Produce an exact transcription of the listing below, omitting the pictures.
==== WORKING DATA
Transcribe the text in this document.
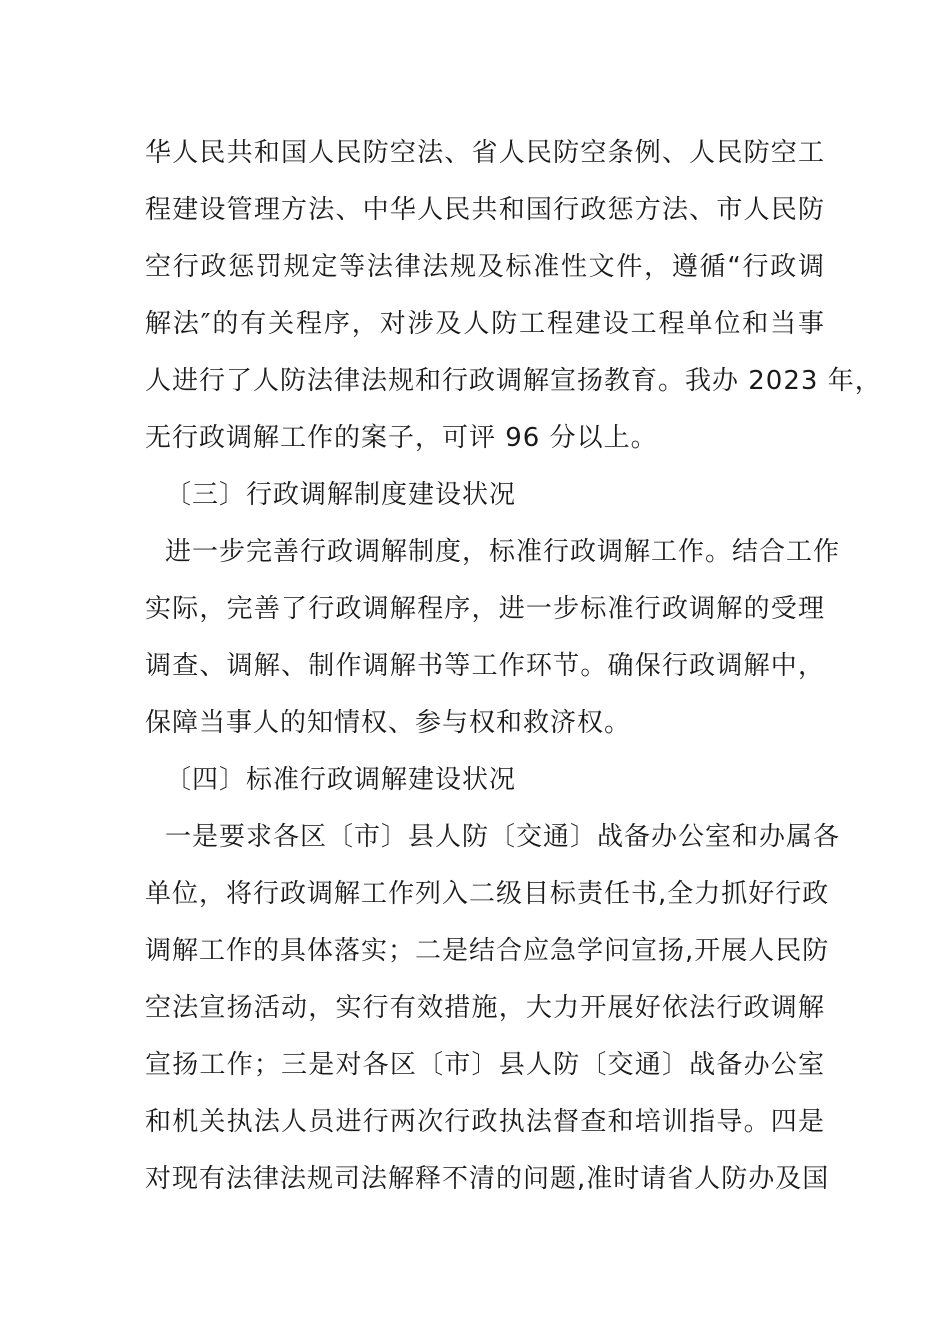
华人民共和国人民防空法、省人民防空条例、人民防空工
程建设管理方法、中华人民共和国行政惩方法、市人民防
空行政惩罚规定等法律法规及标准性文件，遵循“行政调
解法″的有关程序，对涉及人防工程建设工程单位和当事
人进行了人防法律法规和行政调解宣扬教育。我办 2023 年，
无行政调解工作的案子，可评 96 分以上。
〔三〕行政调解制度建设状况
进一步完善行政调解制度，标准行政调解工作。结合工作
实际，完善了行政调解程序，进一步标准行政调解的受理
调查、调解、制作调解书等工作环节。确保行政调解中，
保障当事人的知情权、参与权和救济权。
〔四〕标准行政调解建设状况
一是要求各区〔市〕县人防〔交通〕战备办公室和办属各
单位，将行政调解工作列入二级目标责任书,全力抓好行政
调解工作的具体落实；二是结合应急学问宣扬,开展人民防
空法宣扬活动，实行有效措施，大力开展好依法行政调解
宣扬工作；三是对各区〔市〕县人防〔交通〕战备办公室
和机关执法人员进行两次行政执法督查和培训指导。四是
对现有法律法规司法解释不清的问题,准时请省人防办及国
========
▸ **FINISHED ANSWER**:
Transcribe the text in this document.
华人民共和国人民防空法、省人民防空条例、人民防空工
程建设管理方法、中华人民共和国行政惩方法、市人民防
空行政惩罚规定等法律法规及标准性文件，遵循“行政调
解法″的有关程序，对涉及人防工程建设工程单位和当事
人进行了人防法律法规和行政调解宣扬教育。我办 2023 年，
无行政调解工作的案子，可评 96 分以上。
〔三〕行政调解制度建设状况
进一步完善行政调解制度，标准行政调解工作。结合工作
实际，完善了行政调解程序，进一步标准行政调解的受理
调查、调解、制作调解书等工作环节。确保行政调解中，
保障当事人的知情权、参与权和救济权。
〔四〕标准行政调解建设状况
一是要求各区〔市〕县人防〔交通〕战备办公室和办属各
单位，将行政调解工作列入二级目标责任书,全力抓好行政
调解工作的具体落实；二是结合应急学问宣扬,开展人民防
空法宣扬活动，实行有效措施，大力开展好依法行政调解
宣扬工作；三是对各区〔市〕县人防〔交通〕战备办公室
和机关执法人员进行两次行政执法督查和培训指导。四是
对现有法律法规司法解释不清的问题,准时请省人防办及国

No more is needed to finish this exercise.